══ Information provided ══

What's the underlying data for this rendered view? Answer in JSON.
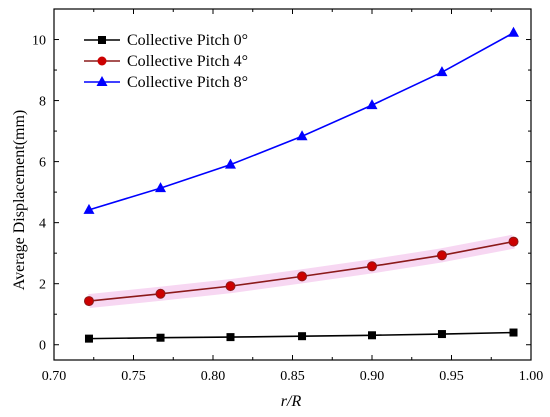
{
  "chart_data": {
    "type": "line",
    "xlabel": "r/R",
    "ylabel": "Average Displacement(mm)",
    "xlim": [
      0.7,
      1.0
    ],
    "ylim": [
      -0.5,
      11.0
    ],
    "x_ticks": [
      "0.70",
      "0.75",
      "0.80",
      "0.85",
      "0.90",
      "0.95",
      "1.00"
    ],
    "y_ticks": [
      "0",
      "2",
      "4",
      "6",
      "8",
      "10"
    ],
    "legend_position": "top-left",
    "grid": false,
    "x": [
      0.722,
      0.767,
      0.811,
      0.856,
      0.9,
      0.944,
      0.989
    ],
    "series": [
      {
        "name": "Collective Pitch 0°",
        "color": "#000000",
        "marker": "square",
        "values": [
          0.2,
          0.23,
          0.25,
          0.28,
          0.31,
          0.35,
          0.4
        ]
      },
      {
        "name": "Collective Pitch 4°",
        "color": "#cc0000",
        "marker": "circle",
        "values": [
          1.43,
          1.67,
          1.92,
          2.24,
          2.57,
          2.93,
          3.38
        ]
      },
      {
        "name": "Collective Pitch 8°",
        "color": "#0000ff",
        "marker": "triangle",
        "values": [
          4.42,
          5.13,
          5.9,
          6.83,
          7.85,
          8.93,
          10.22
        ]
      }
    ]
  }
}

═══

Task description: Find the string "Pitch" in the records, then copy each line where it occurs.

Correct response:
        "name": "Collective Pitch 0°",
        "name": "Collective Pitch 4°",
        "name": "Collective Pitch 8°",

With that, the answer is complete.